[Records]

=-=-=

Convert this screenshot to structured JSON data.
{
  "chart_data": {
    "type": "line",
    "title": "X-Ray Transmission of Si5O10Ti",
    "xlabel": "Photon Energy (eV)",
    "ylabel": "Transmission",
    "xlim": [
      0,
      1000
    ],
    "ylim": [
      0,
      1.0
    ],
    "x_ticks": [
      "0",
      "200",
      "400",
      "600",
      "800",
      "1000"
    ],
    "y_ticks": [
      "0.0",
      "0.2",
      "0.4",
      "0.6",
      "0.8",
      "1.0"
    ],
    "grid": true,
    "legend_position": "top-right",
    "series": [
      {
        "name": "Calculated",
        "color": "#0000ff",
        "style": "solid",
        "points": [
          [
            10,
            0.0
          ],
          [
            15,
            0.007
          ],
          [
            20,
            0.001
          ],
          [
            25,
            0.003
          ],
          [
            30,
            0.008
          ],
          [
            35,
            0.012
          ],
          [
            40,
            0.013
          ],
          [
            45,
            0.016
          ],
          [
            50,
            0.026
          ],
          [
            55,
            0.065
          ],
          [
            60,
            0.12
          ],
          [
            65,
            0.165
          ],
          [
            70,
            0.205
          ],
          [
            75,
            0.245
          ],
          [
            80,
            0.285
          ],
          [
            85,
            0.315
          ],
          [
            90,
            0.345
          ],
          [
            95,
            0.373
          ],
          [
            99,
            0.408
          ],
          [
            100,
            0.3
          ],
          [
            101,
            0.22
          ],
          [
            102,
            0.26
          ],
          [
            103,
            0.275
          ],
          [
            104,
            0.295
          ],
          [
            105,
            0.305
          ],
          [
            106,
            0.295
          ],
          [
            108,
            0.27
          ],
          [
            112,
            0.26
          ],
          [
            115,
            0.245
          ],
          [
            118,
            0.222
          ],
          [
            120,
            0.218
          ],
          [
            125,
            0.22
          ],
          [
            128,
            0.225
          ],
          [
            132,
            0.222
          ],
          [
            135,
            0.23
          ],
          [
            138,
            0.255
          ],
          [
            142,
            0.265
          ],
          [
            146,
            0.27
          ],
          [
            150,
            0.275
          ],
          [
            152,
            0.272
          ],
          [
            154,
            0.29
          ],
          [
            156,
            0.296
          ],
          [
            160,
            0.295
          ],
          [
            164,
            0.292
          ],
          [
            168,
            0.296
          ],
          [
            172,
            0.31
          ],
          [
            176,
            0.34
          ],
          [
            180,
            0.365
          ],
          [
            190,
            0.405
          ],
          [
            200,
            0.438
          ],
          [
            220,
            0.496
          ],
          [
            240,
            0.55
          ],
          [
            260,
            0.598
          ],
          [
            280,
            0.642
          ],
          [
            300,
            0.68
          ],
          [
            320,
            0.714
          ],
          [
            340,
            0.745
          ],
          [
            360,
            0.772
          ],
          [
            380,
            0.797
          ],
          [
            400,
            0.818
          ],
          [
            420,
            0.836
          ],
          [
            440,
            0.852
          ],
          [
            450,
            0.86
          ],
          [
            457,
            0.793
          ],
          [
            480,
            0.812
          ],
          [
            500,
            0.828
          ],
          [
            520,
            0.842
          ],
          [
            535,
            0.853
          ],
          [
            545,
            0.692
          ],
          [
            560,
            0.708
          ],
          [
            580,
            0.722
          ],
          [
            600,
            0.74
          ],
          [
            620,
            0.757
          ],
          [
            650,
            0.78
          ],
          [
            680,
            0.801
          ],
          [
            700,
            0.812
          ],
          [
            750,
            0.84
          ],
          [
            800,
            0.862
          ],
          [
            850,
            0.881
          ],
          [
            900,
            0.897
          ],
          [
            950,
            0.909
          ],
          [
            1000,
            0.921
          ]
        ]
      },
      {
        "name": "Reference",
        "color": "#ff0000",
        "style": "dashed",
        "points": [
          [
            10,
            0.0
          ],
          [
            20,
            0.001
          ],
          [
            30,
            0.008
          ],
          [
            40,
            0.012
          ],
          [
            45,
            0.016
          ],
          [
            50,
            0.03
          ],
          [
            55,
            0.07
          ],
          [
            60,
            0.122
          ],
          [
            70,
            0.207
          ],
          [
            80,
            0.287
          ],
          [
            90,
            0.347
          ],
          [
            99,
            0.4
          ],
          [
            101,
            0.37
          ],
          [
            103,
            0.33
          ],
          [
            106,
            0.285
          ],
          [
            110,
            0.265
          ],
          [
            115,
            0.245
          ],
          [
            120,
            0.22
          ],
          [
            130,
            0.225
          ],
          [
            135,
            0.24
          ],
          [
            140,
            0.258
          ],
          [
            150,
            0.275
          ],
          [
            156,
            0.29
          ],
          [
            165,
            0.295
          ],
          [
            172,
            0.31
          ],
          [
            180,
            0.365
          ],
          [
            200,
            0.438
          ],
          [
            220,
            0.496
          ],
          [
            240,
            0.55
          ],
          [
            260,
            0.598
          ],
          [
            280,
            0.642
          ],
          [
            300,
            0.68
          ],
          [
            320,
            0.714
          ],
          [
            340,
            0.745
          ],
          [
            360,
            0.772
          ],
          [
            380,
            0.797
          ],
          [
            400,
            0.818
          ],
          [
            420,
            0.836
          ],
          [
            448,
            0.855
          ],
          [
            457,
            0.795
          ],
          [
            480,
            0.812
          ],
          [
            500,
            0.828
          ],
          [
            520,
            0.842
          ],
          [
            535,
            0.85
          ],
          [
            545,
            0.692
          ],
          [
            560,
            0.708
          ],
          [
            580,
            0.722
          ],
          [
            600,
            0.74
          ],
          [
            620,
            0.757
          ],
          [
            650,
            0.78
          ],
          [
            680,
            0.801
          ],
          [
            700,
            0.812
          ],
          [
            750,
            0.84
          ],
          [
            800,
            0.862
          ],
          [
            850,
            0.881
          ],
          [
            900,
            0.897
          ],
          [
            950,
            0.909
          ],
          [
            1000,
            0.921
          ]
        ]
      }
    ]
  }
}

=-=-=

■ **Exercise brief**:
Repeat the material word for word, in full.

■ **Output for this task**:
Convert this screenshot to structured JSON data.
{
  "chart_data": {
    "type": "line",
    "title": "X-Ray Transmission of Si5O10Ti",
    "xlabel": "Photon Energy (eV)",
    "ylabel": "Transmission",
    "xlim": [
      0,
      1000
    ],
    "ylim": [
      0,
      1.0
    ],
    "x_ticks": [
      "0",
      "200",
      "400",
      "600",
      "800",
      "1000"
    ],
    "y_ticks": [
      "0.0",
      "0.2",
      "0.4",
      "0.6",
      "0.8",
      "1.0"
    ],
    "grid": true,
    "legend_position": "top-right",
    "series": [
      {
        "name": "Calculated",
        "color": "#0000ff",
        "style": "solid",
        "points": [
          [
            10,
            0.0
          ],
          [
            15,
            0.007
          ],
          [
            20,
            0.001
          ],
          [
            25,
            0.003
          ],
          [
            30,
            0.008
          ],
          [
            35,
            0.012
          ],
          [
            40,
            0.013
          ],
          [
            45,
            0.016
          ],
          [
            50,
            0.026
          ],
          [
            55,
            0.065
          ],
          [
            60,
            0.12
          ],
          [
            65,
            0.165
          ],
          [
            70,
            0.205
          ],
          [
            75,
            0.245
          ],
          [
            80,
            0.285
          ],
          [
            85,
            0.315
          ],
          [
            90,
            0.345
          ],
          [
            95,
            0.373
          ],
          [
            99,
            0.408
          ],
          [
            100,
            0.3
          ],
          [
            101,
            0.22
          ],
          [
            102,
            0.26
          ],
          [
            103,
            0.275
          ],
          [
            104,
            0.295
          ],
          [
            105,
            0.305
          ],
          [
            106,
            0.295
          ],
          [
            108,
            0.27
          ],
          [
            112,
            0.26
          ],
          [
            115,
            0.245
          ],
          [
            118,
            0.222
          ],
          [
            120,
            0.218
          ],
          [
            125,
            0.22
          ],
          [
            128,
            0.225
          ],
          [
            132,
            0.222
          ],
          [
            135,
            0.23
          ],
          [
            138,
            0.255
          ],
          [
            142,
            0.265
          ],
          [
            146,
            0.27
          ],
          [
            150,
            0.275
          ],
          [
            152,
            0.272
          ],
          [
            154,
            0.29
          ],
          [
            156,
            0.296
          ],
          [
            160,
            0.295
          ],
          [
            164,
            0.292
          ],
          [
            168,
            0.296
          ],
          [
            172,
            0.31
          ],
          [
            176,
            0.34
          ],
          [
            180,
            0.365
          ],
          [
            190,
            0.405
          ],
          [
            200,
            0.438
          ],
          [
            220,
            0.496
          ],
          [
            240,
            0.55
          ],
          [
            260,
            0.598
          ],
          [
            280,
            0.642
          ],
          [
            300,
            0.68
          ],
          [
            320,
            0.714
          ],
          [
            340,
            0.745
          ],
          [
            360,
            0.772
          ],
          [
            380,
            0.797
          ],
          [
            400,
            0.818
          ],
          [
            420,
            0.836
          ],
          [
            440,
            0.852
          ],
          [
            450,
            0.86
          ],
          [
            457,
            0.793
          ],
          [
            480,
            0.812
          ],
          [
            500,
            0.828
          ],
          [
            520,
            0.842
          ],
          [
            535,
            0.853
          ],
          [
            545,
            0.692
          ],
          [
            560,
            0.708
          ],
          [
            580,
            0.722
          ],
          [
            600,
            0.74
          ],
          [
            620,
            0.757
          ],
          [
            650,
            0.78
          ],
          [
            680,
            0.801
          ],
          [
            700,
            0.812
          ],
          [
            750,
            0.84
          ],
          [
            800,
            0.862
          ],
          [
            850,
            0.881
          ],
          [
            900,
            0.897
          ],
          [
            950,
            0.909
          ],
          [
            1000,
            0.921
          ]
        ]
      },
      {
        "name": "Reference",
        "color": "#ff0000",
        "style": "dashed",
        "points": [
          [
            10,
            0.0
          ],
          [
            20,
            0.001
          ],
          [
            30,
            0.008
          ],
          [
            40,
            0.012
          ],
          [
            45,
            0.016
          ],
          [
            50,
            0.03
          ],
          [
            55,
            0.07
          ],
          [
            60,
            0.122
          ],
          [
            70,
            0.207
          ],
          [
            80,
            0.287
          ],
          [
            90,
            0.347
          ],
          [
            99,
            0.4
          ],
          [
            101,
            0.37
          ],
          [
            103,
            0.33
          ],
          [
            106,
            0.285
          ],
          [
            110,
            0.265
          ],
          [
            115,
            0.245
          ],
          [
            120,
            0.22
          ],
          [
            130,
            0.225
          ],
          [
            135,
            0.24
          ],
          [
            140,
            0.258
          ],
          [
            150,
            0.275
          ],
          [
            156,
            0.29
          ],
          [
            165,
            0.295
          ],
          [
            172,
            0.31
          ],
          [
            180,
            0.365
          ],
          [
            200,
            0.438
          ],
          [
            220,
            0.496
          ],
          [
            240,
            0.55
          ],
          [
            260,
            0.598
          ],
          [
            280,
            0.642
          ],
          [
            300,
            0.68
          ],
          [
            320,
            0.714
          ],
          [
            340,
            0.745
          ],
          [
            360,
            0.772
          ],
          [
            380,
            0.797
          ],
          [
            400,
            0.818
          ],
          [
            420,
            0.836
          ],
          [
            448,
            0.855
          ],
          [
            457,
            0.795
          ],
          [
            480,
            0.812
          ],
          [
            500,
            0.828
          ],
          [
            520,
            0.842
          ],
          [
            535,
            0.85
          ],
          [
            545,
            0.692
          ],
          [
            560,
            0.708
          ],
          [
            580,
            0.722
          ],
          [
            600,
            0.74
          ],
          [
            620,
            0.757
          ],
          [
            650,
            0.78
          ],
          [
            680,
            0.801
          ],
          [
            700,
            0.812
          ],
          [
            750,
            0.84
          ],
          [
            800,
            0.862
          ],
          [
            850,
            0.881
          ],
          [
            900,
            0.897
          ],
          [
            950,
            0.909
          ],
          [
            1000,
            0.921
          ]
        ]
      }
    ]
  }
}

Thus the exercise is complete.